SET EXERCISE A:
Rewrite the data records from the first entry through the line containing "avatar-gabriel[interactable] (20, 92, 60, 132)", inclusive, replacing "reply-button" with "reply-control" and leaving everything else unchanged.

THE CONSTITUTION OF VIETNAM: A CONTEXTUAL ANALYSIS

by Mark Sidel. Oxford: Hart Publishing, 2009. 234pp. Paperback. £19.95/$20.00. ISBN: 9781841137391.

Reviewed by John Gillespie, Asia Pacific Business Regulation Group, Department of Business Law and Taxation, Monash University, john.gillespie [at] buseco.monash.edu.au.

pp.268-271

Compared with the detailed and extensive western literature about constitutional change in non-socialist Asia, surprisingly little has been written about constitutional issues in Vietnam. In this book Mark Sidel, a renowned legal scholar on Vietnam, has successfully addressed this omission by presenting a rich and absorbing analysis of constitutional change. A major challenge in writing about socialist states such as Vietnam is demonstrating that their constitutions represent more than political symbolism and warrant study as a legal statement of central organizing principles. Sidel has mustered strong evidence in this book that the current Constitution enacted in 1992 is treated more seriously than its predecessors and that it is increasingly used by Vietnamese political and legal actors as a rallying point to launch debates about sensitive political and legal issues.

The book has two stated objectives. The first is to describe in detail Vietnam’s four constitutions beginning with the first constitution enacted by the incipient Democratic Republic of Vietnam in 1946 and concluding with recent debates about the 1992 Constitution. This section also provides a rare glimpse into the two constitutions enacted in the former Republic of Vietnam. The second, more ambitious objective is to explore the potential for the current 1992 Constitution to transform into an enforceable legal text that guarantees civil rights.

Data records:
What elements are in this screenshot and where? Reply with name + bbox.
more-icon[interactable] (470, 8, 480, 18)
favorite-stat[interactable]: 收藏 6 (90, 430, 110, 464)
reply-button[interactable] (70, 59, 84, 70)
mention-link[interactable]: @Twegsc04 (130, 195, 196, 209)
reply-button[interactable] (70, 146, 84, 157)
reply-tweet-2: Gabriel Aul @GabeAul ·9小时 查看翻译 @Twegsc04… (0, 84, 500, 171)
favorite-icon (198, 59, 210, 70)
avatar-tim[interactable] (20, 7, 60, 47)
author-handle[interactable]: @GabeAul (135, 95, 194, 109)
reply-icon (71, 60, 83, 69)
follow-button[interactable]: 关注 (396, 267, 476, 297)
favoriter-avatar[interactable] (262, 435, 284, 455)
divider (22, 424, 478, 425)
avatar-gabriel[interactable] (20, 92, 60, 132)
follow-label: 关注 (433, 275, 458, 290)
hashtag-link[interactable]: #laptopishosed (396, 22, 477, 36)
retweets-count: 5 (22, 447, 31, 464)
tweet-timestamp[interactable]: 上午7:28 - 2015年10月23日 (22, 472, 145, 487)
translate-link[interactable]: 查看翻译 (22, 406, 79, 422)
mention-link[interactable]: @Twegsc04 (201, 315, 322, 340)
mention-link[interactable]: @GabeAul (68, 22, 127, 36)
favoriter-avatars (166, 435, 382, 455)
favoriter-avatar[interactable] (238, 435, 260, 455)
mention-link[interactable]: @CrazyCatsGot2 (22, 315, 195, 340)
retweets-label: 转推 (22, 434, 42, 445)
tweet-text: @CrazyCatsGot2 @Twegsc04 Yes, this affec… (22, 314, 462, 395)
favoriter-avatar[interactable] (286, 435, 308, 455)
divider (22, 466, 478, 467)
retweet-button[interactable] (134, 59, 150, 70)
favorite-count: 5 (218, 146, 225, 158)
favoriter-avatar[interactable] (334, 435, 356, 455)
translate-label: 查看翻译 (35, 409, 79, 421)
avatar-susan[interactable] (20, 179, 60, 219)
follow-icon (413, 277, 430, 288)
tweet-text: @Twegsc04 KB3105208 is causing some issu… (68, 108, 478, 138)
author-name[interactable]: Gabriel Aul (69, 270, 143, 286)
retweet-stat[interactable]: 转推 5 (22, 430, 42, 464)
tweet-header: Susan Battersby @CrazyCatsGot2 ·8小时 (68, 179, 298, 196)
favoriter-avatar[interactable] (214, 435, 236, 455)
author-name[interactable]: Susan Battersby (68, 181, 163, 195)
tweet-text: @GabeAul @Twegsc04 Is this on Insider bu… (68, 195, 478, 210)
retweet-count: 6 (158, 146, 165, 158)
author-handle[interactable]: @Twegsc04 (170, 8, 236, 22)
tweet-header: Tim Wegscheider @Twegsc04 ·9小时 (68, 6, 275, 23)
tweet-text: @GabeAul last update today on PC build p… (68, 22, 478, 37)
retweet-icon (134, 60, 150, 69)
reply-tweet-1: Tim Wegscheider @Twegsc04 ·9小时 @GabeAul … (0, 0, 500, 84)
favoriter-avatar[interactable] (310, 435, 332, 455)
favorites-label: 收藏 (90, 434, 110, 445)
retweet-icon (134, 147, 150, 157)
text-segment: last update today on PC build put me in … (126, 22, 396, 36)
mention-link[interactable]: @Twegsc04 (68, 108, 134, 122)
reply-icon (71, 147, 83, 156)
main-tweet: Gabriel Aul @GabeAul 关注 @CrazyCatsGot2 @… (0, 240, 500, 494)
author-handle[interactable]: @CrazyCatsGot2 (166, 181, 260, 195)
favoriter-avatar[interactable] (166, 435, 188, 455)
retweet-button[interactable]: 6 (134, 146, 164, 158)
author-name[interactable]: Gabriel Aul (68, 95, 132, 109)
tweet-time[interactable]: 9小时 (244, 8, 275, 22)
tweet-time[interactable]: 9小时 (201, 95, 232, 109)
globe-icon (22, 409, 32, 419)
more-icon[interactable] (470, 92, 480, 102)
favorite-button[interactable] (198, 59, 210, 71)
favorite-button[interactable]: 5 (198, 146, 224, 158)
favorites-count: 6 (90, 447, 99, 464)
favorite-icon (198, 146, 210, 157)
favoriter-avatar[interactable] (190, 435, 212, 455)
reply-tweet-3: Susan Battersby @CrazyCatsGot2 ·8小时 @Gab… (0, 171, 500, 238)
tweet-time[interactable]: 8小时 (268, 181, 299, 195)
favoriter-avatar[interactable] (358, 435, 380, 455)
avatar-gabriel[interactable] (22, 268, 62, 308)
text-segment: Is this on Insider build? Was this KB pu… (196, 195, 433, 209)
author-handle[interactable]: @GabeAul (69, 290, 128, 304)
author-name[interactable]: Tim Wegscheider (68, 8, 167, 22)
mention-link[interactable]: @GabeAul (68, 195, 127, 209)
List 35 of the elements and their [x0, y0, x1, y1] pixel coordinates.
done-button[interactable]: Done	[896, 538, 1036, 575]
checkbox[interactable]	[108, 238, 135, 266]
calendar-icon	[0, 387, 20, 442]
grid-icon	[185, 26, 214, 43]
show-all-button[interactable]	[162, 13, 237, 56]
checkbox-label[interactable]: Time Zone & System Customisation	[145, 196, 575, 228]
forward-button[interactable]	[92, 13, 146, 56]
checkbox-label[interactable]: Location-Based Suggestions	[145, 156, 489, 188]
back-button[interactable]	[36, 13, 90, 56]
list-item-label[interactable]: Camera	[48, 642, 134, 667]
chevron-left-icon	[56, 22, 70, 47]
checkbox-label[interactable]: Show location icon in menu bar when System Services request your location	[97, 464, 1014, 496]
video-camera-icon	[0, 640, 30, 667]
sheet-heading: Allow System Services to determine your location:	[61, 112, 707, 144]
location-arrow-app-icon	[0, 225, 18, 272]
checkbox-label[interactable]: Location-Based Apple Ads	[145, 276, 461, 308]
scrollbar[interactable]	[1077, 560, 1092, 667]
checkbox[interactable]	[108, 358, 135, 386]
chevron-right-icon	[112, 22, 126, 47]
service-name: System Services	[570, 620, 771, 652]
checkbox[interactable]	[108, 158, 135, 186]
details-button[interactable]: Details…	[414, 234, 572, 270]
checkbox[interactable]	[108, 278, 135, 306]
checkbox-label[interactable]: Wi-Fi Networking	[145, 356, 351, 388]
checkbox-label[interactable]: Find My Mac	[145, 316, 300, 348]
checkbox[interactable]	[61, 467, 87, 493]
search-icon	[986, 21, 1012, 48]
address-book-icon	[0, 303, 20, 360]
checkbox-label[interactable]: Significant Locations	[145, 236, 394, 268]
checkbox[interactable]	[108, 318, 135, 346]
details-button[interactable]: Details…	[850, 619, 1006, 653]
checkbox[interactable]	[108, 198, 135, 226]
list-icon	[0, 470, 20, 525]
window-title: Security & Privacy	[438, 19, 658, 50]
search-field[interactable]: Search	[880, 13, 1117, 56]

SET EXERCISE B:
According to the book review, in what year did the Democratic Republic of Vietnam enact its first constitution?

ANSWER A:
What elements are in this screenshot and where? Reply with name + bbox.
more-icon[interactable] (470, 8, 480, 18)
favorite-stat[interactable]: 收藏 6 (90, 430, 110, 464)
reply-control[interactable] (70, 59, 84, 70)
mention-link[interactable]: @Twegsc04 (130, 195, 196, 209)
reply-control[interactable] (70, 146, 84, 157)
reply-tweet-2: Gabriel Aul @GabeAul ·9小时 查看翻译 @Twegsc04… (0, 84, 500, 171)
favorite-icon (198, 59, 210, 70)
avatar-tim[interactable] (20, 7, 60, 47)
author-handle[interactable]: @GabeAul (135, 95, 194, 109)
reply-icon (71, 60, 83, 69)
follow-button[interactable]: 关注 (396, 267, 476, 297)
favoriter-avatar[interactable] (262, 435, 284, 455)
divider (22, 424, 478, 425)
avatar-gabriel[interactable] (20, 92, 60, 132)

ANSWER B:
1946